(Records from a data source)

## begin

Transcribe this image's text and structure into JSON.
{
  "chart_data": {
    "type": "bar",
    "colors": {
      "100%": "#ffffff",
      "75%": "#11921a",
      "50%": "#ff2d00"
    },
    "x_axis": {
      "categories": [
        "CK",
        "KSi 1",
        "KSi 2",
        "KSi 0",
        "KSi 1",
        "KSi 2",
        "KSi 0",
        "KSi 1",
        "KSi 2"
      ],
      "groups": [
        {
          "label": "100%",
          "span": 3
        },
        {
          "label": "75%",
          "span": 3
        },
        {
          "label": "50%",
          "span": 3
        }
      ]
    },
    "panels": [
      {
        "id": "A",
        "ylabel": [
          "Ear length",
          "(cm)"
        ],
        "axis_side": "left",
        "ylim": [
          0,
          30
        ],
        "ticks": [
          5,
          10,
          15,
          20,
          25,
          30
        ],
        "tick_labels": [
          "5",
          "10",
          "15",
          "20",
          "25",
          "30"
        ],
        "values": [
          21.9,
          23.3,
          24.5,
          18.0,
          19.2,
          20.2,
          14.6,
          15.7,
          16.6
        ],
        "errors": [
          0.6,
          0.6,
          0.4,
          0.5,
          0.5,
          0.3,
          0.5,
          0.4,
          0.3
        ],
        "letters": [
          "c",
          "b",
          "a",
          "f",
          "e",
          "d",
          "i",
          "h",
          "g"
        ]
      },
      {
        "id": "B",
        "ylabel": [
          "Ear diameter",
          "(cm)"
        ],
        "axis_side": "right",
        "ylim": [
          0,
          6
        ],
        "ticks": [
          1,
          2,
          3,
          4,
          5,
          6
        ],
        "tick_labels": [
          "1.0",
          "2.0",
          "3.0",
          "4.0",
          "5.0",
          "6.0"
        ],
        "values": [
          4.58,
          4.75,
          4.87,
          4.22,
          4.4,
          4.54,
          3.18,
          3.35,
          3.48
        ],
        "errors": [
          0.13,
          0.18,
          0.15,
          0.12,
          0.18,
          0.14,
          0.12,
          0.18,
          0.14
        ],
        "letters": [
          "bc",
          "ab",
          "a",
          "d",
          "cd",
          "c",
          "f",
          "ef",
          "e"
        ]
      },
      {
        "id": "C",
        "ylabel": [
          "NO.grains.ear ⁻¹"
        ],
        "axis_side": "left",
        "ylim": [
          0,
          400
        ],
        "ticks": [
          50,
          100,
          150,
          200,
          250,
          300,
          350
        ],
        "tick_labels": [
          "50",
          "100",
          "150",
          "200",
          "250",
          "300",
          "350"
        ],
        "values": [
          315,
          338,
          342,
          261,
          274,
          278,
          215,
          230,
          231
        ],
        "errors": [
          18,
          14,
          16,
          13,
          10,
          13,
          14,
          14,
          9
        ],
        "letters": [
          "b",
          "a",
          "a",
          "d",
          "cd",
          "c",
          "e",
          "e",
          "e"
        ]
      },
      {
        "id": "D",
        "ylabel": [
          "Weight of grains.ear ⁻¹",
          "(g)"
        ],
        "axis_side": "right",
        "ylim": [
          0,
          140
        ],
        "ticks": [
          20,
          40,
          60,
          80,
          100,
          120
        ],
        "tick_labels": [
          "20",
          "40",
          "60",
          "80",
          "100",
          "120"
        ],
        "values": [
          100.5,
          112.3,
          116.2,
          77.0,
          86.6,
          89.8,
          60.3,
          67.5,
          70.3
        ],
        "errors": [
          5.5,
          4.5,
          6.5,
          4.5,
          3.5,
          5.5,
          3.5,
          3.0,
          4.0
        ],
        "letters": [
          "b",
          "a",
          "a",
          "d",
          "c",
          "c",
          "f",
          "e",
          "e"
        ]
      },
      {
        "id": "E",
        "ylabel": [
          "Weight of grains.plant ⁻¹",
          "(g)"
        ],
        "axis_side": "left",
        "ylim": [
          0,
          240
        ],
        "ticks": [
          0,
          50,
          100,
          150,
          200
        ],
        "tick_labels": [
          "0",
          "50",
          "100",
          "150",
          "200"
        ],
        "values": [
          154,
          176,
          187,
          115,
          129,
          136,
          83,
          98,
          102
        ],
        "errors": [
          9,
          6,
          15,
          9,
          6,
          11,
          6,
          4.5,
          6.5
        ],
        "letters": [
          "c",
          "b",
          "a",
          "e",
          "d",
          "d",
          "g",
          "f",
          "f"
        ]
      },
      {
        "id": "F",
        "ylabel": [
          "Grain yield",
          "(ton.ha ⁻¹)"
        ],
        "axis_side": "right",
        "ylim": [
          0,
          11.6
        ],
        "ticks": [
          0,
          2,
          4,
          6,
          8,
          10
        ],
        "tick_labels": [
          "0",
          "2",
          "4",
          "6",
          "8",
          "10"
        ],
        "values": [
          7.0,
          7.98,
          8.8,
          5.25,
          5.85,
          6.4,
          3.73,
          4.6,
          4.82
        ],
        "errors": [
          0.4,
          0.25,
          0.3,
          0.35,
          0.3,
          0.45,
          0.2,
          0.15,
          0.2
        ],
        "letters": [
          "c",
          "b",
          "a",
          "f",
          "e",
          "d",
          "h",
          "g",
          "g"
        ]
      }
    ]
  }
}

## end

*Aim:*
Return all the data above once more, precisely as given.

*Output below:*
Transcribe this image's text and structure into JSON.
{
  "chart_data": {
    "type": "bar",
    "colors": {
      "100%": "#ffffff",
      "75%": "#11921a",
      "50%": "#ff2d00"
    },
    "x_axis": {
      "categories": [
        "CK",
        "KSi 1",
        "KSi 2",
        "KSi 0",
        "KSi 1",
        "KSi 2",
        "KSi 0",
        "KSi 1",
        "KSi 2"
      ],
      "groups": [
        {
          "label": "100%",
          "span": 3
        },
        {
          "label": "75%",
          "span": 3
        },
        {
          "label": "50%",
          "span": 3
        }
      ]
    },
    "panels": [
      {
        "id": "A",
        "ylabel": [
          "Ear length",
          "(cm)"
        ],
        "axis_side": "left",
        "ylim": [
          0,
          30
        ],
        "ticks": [
          5,
          10,
          15,
          20,
          25,
          30
        ],
        "tick_labels": [
          "5",
          "10",
          "15",
          "20",
          "25",
          "30"
        ],
        "values": [
          21.9,
          23.3,
          24.5,
          18.0,
          19.2,
          20.2,
          14.6,
          15.7,
          16.6
        ],
        "errors": [
          0.6,
          0.6,
          0.4,
          0.5,
          0.5,
          0.3,
          0.5,
          0.4,
          0.3
        ],
        "letters": [
          "c",
          "b",
          "a",
          "f",
          "e",
          "d",
          "i",
          "h",
          "g"
        ]
      },
      {
        "id": "B",
        "ylabel": [
          "Ear diameter",
          "(cm)"
        ],
        "axis_side": "right",
        "ylim": [
          0,
          6
        ],
        "ticks": [
          1,
          2,
          3,
          4,
          5,
          6
        ],
        "tick_labels": [
          "1.0",
          "2.0",
          "3.0",
          "4.0",
          "5.0",
          "6.0"
        ],
        "values": [
          4.58,
          4.75,
          4.87,
          4.22,
          4.4,
          4.54,
          3.18,
          3.35,
          3.48
        ],
        "errors": [
          0.13,
          0.18,
          0.15,
          0.12,
          0.18,
          0.14,
          0.12,
          0.18,
          0.14
        ],
        "letters": [
          "bc",
          "ab",
          "a",
          "d",
          "cd",
          "c",
          "f",
          "ef",
          "e"
        ]
      },
      {
        "id": "C",
        "ylabel": [
          "NO.grains.ear ⁻¹"
        ],
        "axis_side": "left",
        "ylim": [
          0,
          400
        ],
        "ticks": [
          50,
          100,
          150,
          200,
          250,
          300,
          350
        ],
        "tick_labels": [
          "50",
          "100",
          "150",
          "200",
          "250",
          "300",
          "350"
        ],
        "values": [
          315,
          338,
          342,
          261,
          274,
          278,
          215,
          230,
          231
        ],
        "errors": [
          18,
          14,
          16,
          13,
          10,
          13,
          14,
          14,
          9
        ],
        "letters": [
          "b",
          "a",
          "a",
          "d",
          "cd",
          "c",
          "e",
          "e",
          "e"
        ]
      },
      {
        "id": "D",
        "ylabel": [
          "Weight of grains.ear ⁻¹",
          "(g)"
        ],
        "axis_side": "right",
        "ylim": [
          0,
          140
        ],
        "ticks": [
          20,
          40,
          60,
          80,
          100,
          120
        ],
        "tick_labels": [
          "20",
          "40",
          "60",
          "80",
          "100",
          "120"
        ],
        "values": [
          100.5,
          112.3,
          116.2,
          77.0,
          86.6,
          89.8,
          60.3,
          67.5,
          70.3
        ],
        "errors": [
          5.5,
          4.5,
          6.5,
          4.5,
          3.5,
          5.5,
          3.5,
          3.0,
          4.0
        ],
        "letters": [
          "b",
          "a",
          "a",
          "d",
          "c",
          "c",
          "f",
          "e",
          "e"
        ]
      },
      {
        "id": "E",
        "ylabel": [
          "Weight of grains.plant ⁻¹",
          "(g)"
        ],
        "axis_side": "left",
        "ylim": [
          0,
          240
        ],
        "ticks": [
          0,
          50,
          100,
          150,
          200
        ],
        "tick_labels": [
          "0",
          "50",
          "100",
          "150",
          "200"
        ],
        "values": [
          154,
          176,
          187,
          115,
          129,
          136,
          83,
          98,
          102
        ],
        "errors": [
          9,
          6,
          15,
          9,
          6,
          11,
          6,
          4.5,
          6.5
        ],
        "letters": [
          "c",
          "b",
          "a",
          "e",
          "d",
          "d",
          "g",
          "f",
          "f"
        ]
      },
      {
        "id": "F",
        "ylabel": [
          "Grain yield",
          "(ton.ha ⁻¹)"
        ],
        "axis_side": "right",
        "ylim": [
          0,
          11.6
        ],
        "ticks": [
          0,
          2,
          4,
          6,
          8,
          10
        ],
        "tick_labels": [
          "0",
          "2",
          "4",
          "6",
          "8",
          "10"
        ],
        "values": [
          7.0,
          7.98,
          8.8,
          5.25,
          5.85,
          6.4,
          3.73,
          4.6,
          4.82
        ],
        "errors": [
          0.4,
          0.25,
          0.3,
          0.35,
          0.3,
          0.45,
          0.2,
          0.15,
          0.2
        ],
        "letters": [
          "c",
          "b",
          "a",
          "f",
          "e",
          "d",
          "h",
          "g",
          "g"
        ]
      }
    ]
  }
}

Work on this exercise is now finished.